Directive -
Copy out each line of the material in which the word "distribution" appears.

Records that describe figures:

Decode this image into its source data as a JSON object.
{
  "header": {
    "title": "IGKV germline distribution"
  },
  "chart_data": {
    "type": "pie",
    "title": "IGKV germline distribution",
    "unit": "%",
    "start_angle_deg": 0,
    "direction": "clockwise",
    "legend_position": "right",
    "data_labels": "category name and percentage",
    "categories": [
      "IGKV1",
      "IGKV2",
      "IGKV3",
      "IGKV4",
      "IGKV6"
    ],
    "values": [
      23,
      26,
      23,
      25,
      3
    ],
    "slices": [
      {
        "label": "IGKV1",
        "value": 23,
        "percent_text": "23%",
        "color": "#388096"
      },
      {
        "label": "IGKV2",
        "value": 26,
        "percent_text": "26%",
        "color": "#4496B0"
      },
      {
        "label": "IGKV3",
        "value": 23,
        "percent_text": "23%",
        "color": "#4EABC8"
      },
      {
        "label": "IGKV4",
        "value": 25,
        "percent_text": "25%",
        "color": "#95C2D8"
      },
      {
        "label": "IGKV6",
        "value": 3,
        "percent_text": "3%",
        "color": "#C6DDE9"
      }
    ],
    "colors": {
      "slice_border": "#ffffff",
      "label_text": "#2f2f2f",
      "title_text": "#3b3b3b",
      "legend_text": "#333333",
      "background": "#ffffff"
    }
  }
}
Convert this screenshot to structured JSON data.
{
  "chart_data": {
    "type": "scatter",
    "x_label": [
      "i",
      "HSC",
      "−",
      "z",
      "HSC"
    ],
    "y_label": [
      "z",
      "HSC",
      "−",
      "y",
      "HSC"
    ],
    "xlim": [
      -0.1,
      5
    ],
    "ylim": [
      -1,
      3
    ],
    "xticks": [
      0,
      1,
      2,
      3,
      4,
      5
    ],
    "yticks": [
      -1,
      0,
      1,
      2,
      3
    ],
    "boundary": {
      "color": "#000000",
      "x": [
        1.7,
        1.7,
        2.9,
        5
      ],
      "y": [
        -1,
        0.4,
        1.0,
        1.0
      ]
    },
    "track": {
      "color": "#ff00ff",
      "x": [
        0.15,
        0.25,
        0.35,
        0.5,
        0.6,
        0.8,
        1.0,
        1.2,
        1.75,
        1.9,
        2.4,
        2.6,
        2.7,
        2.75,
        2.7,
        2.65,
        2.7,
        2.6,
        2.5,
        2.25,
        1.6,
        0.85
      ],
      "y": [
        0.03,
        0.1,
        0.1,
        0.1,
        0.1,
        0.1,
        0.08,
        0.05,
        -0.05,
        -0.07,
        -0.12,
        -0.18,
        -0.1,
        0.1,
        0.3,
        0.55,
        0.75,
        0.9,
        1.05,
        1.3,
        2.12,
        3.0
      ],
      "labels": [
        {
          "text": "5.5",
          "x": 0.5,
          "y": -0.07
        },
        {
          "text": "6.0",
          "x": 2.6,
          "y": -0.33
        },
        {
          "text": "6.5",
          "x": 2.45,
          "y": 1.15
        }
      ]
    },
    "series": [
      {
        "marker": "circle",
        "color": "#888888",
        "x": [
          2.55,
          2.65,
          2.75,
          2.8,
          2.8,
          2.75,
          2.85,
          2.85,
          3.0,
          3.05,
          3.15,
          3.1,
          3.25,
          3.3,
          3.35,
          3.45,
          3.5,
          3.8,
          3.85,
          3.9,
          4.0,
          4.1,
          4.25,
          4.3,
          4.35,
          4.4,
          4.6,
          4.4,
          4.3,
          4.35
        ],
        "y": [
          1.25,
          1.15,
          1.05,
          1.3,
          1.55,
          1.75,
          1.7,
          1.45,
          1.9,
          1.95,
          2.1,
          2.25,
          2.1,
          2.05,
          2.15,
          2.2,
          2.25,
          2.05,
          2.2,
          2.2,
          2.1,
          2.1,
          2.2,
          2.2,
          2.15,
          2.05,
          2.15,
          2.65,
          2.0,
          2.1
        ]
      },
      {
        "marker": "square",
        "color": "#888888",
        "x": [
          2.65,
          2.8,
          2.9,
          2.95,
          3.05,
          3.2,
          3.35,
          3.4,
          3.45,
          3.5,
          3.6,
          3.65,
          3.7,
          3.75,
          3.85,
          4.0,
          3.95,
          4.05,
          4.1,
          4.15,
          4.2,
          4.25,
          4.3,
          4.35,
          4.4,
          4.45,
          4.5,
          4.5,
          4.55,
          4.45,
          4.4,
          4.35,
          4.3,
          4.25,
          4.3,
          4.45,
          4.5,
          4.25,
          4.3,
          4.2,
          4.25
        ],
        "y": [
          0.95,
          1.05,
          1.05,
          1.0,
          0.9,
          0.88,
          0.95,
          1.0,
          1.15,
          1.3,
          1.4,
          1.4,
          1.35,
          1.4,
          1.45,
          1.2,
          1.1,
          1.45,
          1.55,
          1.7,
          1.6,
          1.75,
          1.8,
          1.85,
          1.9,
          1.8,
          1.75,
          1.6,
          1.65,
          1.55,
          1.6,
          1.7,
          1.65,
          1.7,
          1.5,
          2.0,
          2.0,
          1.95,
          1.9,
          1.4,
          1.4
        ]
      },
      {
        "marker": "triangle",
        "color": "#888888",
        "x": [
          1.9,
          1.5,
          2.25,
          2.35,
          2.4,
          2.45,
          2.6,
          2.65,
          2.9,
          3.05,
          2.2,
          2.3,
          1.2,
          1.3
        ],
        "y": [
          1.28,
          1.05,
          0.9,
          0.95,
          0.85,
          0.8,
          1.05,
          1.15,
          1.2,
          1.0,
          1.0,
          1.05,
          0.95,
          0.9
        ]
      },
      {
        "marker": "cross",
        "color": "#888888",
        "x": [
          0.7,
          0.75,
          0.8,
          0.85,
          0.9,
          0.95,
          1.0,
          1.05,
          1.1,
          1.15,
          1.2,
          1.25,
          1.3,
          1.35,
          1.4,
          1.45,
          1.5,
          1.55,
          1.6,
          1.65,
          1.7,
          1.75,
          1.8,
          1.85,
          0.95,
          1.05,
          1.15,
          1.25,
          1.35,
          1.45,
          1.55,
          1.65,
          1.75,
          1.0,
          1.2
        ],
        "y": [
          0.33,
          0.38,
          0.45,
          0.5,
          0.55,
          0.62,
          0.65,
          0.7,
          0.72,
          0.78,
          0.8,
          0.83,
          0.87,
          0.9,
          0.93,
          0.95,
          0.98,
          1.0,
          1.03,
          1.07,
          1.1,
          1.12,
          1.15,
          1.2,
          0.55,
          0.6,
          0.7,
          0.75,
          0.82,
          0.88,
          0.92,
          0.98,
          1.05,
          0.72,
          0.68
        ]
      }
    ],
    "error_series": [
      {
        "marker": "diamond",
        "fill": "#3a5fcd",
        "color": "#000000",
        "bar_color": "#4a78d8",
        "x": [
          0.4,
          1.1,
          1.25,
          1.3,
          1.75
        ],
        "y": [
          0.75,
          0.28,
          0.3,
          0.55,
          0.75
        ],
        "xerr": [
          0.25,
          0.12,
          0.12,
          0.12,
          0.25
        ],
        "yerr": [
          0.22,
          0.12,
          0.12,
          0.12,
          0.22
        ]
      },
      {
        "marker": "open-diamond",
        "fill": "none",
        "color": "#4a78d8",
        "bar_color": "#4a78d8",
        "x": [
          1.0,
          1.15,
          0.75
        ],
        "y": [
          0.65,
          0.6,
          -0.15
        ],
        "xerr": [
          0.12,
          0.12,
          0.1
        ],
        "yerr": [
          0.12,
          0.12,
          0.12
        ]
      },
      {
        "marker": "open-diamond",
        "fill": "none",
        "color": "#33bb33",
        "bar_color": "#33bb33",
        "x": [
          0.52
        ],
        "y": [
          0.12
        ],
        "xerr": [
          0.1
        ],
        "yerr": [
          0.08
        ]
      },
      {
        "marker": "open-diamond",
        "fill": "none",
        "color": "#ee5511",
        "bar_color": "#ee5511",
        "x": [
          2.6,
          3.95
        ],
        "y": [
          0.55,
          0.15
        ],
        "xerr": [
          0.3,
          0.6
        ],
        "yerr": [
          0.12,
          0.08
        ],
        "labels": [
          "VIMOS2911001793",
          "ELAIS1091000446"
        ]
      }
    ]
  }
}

Solution to the problem -
    "title": "IGKV germline distribution"
    "title": "IGKV germline distribution",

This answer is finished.